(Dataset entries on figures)
--------
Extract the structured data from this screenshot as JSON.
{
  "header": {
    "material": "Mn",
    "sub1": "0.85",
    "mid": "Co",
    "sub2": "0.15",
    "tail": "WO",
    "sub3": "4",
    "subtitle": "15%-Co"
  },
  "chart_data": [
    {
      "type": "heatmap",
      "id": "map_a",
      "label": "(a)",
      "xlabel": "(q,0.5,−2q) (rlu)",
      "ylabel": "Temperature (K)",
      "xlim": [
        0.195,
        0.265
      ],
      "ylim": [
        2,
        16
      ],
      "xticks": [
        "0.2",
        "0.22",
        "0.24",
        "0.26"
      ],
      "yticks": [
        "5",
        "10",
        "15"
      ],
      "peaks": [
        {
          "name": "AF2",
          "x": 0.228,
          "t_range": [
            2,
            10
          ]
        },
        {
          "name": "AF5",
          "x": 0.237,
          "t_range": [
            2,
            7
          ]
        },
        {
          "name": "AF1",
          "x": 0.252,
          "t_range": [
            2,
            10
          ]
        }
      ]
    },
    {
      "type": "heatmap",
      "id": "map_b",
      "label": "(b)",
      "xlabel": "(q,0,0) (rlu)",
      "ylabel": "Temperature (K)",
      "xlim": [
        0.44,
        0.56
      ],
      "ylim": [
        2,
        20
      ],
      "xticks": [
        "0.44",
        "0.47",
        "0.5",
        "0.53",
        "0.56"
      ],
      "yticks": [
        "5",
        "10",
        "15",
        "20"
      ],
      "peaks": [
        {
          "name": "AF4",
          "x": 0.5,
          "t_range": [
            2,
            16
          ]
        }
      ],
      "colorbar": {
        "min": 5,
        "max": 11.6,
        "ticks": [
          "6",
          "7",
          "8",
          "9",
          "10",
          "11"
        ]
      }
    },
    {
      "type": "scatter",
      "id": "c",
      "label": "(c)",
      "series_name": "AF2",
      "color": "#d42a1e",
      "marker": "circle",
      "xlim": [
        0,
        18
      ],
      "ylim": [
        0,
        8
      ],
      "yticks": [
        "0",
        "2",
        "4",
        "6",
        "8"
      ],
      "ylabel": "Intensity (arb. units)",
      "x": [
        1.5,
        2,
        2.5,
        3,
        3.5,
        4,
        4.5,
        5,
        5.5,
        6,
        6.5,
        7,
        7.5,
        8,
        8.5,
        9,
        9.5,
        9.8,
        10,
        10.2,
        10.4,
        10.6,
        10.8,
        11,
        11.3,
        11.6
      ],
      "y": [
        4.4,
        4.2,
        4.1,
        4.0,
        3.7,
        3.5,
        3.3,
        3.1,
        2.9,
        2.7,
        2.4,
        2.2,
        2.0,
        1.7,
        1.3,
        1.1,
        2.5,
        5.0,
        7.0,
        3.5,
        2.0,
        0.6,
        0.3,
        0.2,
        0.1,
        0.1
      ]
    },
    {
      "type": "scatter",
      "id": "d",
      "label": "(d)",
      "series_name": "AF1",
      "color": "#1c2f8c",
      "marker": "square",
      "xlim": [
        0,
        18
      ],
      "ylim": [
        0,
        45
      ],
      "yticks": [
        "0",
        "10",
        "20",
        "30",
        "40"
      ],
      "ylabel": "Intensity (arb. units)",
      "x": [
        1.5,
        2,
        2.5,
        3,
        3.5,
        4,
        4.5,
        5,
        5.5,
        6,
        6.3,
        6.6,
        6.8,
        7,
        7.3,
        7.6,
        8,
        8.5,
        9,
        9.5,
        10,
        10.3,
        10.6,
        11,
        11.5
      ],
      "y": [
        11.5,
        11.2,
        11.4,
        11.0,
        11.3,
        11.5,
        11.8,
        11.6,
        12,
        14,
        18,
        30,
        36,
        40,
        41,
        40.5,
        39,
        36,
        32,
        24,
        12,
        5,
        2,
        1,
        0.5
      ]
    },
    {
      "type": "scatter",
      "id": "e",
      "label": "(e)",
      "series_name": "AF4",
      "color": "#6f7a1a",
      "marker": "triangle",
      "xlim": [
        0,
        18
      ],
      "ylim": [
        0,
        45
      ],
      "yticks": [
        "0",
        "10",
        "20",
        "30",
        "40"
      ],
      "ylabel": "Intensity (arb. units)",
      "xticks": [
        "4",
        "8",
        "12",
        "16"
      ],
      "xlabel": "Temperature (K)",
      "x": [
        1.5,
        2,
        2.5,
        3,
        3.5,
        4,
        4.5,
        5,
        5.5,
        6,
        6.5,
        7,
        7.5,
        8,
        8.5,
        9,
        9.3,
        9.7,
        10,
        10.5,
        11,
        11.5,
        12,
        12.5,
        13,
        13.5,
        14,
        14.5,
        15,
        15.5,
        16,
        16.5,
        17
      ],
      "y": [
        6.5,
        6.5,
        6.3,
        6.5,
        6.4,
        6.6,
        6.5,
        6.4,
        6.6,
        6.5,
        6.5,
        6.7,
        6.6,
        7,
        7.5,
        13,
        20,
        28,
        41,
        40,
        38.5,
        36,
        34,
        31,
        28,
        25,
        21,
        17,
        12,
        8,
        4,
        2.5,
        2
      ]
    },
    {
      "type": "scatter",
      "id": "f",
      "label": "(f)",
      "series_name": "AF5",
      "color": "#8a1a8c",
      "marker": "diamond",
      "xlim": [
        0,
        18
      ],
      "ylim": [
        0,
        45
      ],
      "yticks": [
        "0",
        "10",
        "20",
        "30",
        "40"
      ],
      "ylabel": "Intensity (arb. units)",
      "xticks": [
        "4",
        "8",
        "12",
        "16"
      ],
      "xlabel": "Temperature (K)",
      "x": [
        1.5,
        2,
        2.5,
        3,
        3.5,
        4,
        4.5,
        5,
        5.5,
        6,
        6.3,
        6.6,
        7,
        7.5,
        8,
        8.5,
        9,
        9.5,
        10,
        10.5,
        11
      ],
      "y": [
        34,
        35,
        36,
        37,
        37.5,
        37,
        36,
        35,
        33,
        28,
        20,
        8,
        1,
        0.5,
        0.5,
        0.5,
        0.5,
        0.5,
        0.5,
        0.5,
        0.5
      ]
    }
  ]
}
--------
#### Stated exercise
Quote the listing in full, please, keeping every line exact.

#### Exercise answer
Extract the structured data from this screenshot as JSON.
{
  "header": {
    "material": "Mn",
    "sub1": "0.85",
    "mid": "Co",
    "sub2": "0.15",
    "tail": "WO",
    "sub3": "4",
    "subtitle": "15%-Co"
  },
  "chart_data": [
    {
      "type": "heatmap",
      "id": "map_a",
      "label": "(a)",
      "xlabel": "(q,0.5,−2q) (rlu)",
      "ylabel": "Temperature (K)",
      "xlim": [
        0.195,
        0.265
      ],
      "ylim": [
        2,
        16
      ],
      "xticks": [
        "0.2",
        "0.22",
        "0.24",
        "0.26"
      ],
      "yticks": [
        "5",
        "10",
        "15"
      ],
      "peaks": [
        {
          "name": "AF2",
          "x": 0.228,
          "t_range": [
            2,
            10
          ]
        },
        {
          "name": "AF5",
          "x": 0.237,
          "t_range": [
            2,
            7
          ]
        },
        {
          "name": "AF1",
          "x": 0.252,
          "t_range": [
            2,
            10
          ]
        }
      ]
    },
    {
      "type": "heatmap",
      "id": "map_b",
      "label": "(b)",
      "xlabel": "(q,0,0) (rlu)",
      "ylabel": "Temperature (K)",
      "xlim": [
        0.44,
        0.56
      ],
      "ylim": [
        2,
        20
      ],
      "xticks": [
        "0.44",
        "0.47",
        "0.5",
        "0.53",
        "0.56"
      ],
      "yticks": [
        "5",
        "10",
        "15",
        "20"
      ],
      "peaks": [
        {
          "name": "AF4",
          "x": 0.5,
          "t_range": [
            2,
            16
          ]
        }
      ],
      "colorbar": {
        "min": 5,
        "max": 11.6,
        "ticks": [
          "6",
          "7",
          "8",
          "9",
          "10",
          "11"
        ]
      }
    },
    {
      "type": "scatter",
      "id": "c",
      "label": "(c)",
      "series_name": "AF2",
      "color": "#d42a1e",
      "marker": "circle",
      "xlim": [
        0,
        18
      ],
      "ylim": [
        0,
        8
      ],
      "yticks": [
        "0",
        "2",
        "4",
        "6",
        "8"
      ],
      "ylabel": "Intensity (arb. units)",
      "x": [
        1.5,
        2,
        2.5,
        3,
        3.5,
        4,
        4.5,
        5,
        5.5,
        6,
        6.5,
        7,
        7.5,
        8,
        8.5,
        9,
        9.5,
        9.8,
        10,
        10.2,
        10.4,
        10.6,
        10.8,
        11,
        11.3,
        11.6
      ],
      "y": [
        4.4,
        4.2,
        4.1,
        4.0,
        3.7,
        3.5,
        3.3,
        3.1,
        2.9,
        2.7,
        2.4,
        2.2,
        2.0,
        1.7,
        1.3,
        1.1,
        2.5,
        5.0,
        7.0,
        3.5,
        2.0,
        0.6,
        0.3,
        0.2,
        0.1,
        0.1
      ]
    },
    {
      "type": "scatter",
      "id": "d",
      "label": "(d)",
      "series_name": "AF1",
      "color": "#1c2f8c",
      "marker": "square",
      "xlim": [
        0,
        18
      ],
      "ylim": [
        0,
        45
      ],
      "yticks": [
        "0",
        "10",
        "20",
        "30",
        "40"
      ],
      "ylabel": "Intensity (arb. units)",
      "x": [
        1.5,
        2,
        2.5,
        3,
        3.5,
        4,
        4.5,
        5,
        5.5,
        6,
        6.3,
        6.6,
        6.8,
        7,
        7.3,
        7.6,
        8,
        8.5,
        9,
        9.5,
        10,
        10.3,
        10.6,
        11,
        11.5
      ],
      "y": [
        11.5,
        11.2,
        11.4,
        11.0,
        11.3,
        11.5,
        11.8,
        11.6,
        12,
        14,
        18,
        30,
        36,
        40,
        41,
        40.5,
        39,
        36,
        32,
        24,
        12,
        5,
        2,
        1,
        0.5
      ]
    },
    {
      "type": "scatter",
      "id": "e",
      "label": "(e)",
      "series_name": "AF4",
      "color": "#6f7a1a",
      "marker": "triangle",
      "xlim": [
        0,
        18
      ],
      "ylim": [
        0,
        45
      ],
      "yticks": [
        "0",
        "10",
        "20",
        "30",
        "40"
      ],
      "ylabel": "Intensity (arb. units)",
      "xticks": [
        "4",
        "8",
        "12",
        "16"
      ],
      "xlabel": "Temperature (K)",
      "x": [
        1.5,
        2,
        2.5,
        3,
        3.5,
        4,
        4.5,
        5,
        5.5,
        6,
        6.5,
        7,
        7.5,
        8,
        8.5,
        9,
        9.3,
        9.7,
        10,
        10.5,
        11,
        11.5,
        12,
        12.5,
        13,
        13.5,
        14,
        14.5,
        15,
        15.5,
        16,
        16.5,
        17
      ],
      "y": [
        6.5,
        6.5,
        6.3,
        6.5,
        6.4,
        6.6,
        6.5,
        6.4,
        6.6,
        6.5,
        6.5,
        6.7,
        6.6,
        7,
        7.5,
        13,
        20,
        28,
        41,
        40,
        38.5,
        36,
        34,
        31,
        28,
        25,
        21,
        17,
        12,
        8,
        4,
        2.5,
        2
      ]
    },
    {
      "type": "scatter",
      "id": "f",
      "label": "(f)",
      "series_name": "AF5",
      "color": "#8a1a8c",
      "marker": "diamond",
      "xlim": [
        0,
        18
      ],
      "ylim": [
        0,
        45
      ],
      "yticks": [
        "0",
        "10",
        "20",
        "30",
        "40"
      ],
      "ylabel": "Intensity (arb. units)",
      "xticks": [
        "4",
        "8",
        "12",
        "16"
      ],
      "xlabel": "Temperature (K)",
      "x": [
        1.5,
        2,
        2.5,
        3,
        3.5,
        4,
        4.5,
        5,
        5.5,
        6,
        6.3,
        6.6,
        7,
        7.5,
        8,
        8.5,
        9,
        9.5,
        10,
        10.5,
        11
      ],
      "y": [
        34,
        35,
        36,
        37,
        37.5,
        37,
        36,
        35,
        33,
        28,
        20,
        8,
        1,
        0.5,
        0.5,
        0.5,
        0.5,
        0.5,
        0.5,
        0.5,
        0.5
      ]
    }
  ]
}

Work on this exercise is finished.